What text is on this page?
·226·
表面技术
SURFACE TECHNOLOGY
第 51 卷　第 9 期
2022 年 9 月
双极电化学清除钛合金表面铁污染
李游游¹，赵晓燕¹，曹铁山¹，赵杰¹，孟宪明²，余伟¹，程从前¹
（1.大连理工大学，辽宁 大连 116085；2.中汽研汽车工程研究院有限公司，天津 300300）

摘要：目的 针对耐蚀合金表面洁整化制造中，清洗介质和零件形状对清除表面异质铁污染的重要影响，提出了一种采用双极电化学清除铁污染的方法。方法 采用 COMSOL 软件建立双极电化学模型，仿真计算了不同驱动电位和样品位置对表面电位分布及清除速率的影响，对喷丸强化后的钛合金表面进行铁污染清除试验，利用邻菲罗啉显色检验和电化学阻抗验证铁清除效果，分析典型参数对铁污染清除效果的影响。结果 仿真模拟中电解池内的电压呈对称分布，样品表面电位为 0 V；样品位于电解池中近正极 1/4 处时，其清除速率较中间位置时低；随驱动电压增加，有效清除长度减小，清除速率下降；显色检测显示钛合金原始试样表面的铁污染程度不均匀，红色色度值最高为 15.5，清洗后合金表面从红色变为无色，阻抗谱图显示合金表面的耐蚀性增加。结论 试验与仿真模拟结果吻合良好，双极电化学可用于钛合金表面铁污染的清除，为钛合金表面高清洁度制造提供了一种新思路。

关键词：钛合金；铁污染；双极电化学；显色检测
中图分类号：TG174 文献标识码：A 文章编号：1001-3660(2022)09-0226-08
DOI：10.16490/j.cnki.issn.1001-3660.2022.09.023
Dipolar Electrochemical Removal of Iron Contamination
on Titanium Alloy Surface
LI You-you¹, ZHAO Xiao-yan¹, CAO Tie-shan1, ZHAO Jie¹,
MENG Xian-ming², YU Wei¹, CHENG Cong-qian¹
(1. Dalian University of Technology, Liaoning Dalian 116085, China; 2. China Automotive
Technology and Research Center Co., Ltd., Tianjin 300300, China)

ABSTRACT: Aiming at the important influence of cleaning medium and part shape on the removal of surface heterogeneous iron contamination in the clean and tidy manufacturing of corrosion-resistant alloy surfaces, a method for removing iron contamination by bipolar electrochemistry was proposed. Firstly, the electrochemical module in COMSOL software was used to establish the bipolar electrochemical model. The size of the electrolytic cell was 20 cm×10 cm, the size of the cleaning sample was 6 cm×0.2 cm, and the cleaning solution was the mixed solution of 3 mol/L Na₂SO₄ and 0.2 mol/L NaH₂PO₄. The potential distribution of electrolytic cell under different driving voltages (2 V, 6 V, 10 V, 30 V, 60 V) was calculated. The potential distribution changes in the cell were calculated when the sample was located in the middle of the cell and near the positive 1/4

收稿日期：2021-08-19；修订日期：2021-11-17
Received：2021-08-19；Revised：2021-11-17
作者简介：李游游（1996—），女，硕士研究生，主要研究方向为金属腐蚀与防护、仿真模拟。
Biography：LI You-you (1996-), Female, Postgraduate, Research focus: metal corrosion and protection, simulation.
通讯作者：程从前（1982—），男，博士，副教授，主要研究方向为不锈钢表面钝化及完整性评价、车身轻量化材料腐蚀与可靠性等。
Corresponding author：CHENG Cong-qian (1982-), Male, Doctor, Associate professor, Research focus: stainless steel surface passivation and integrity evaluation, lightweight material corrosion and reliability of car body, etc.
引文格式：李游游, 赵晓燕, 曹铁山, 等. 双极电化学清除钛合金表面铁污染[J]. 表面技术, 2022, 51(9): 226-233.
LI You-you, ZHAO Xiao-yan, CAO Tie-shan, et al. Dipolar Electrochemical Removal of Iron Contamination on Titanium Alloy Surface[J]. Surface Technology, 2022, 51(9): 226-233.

→ **Request**
Out of the material above, select every line that holds the string "ZHAO".

→ **Output for this task**
LI You-you¹, ZHAO Xiao-yan¹, CAO Tie-shan1, ZHAO Jie¹,
LI You-you, ZHAO Xiao-yan, CAO Tie-shan, et al. Dipolar Electrochemical Removal of Iron Contamination on Titanium Alloy Surface[J]. Surface Technology, 2022, 51(9): 226-233.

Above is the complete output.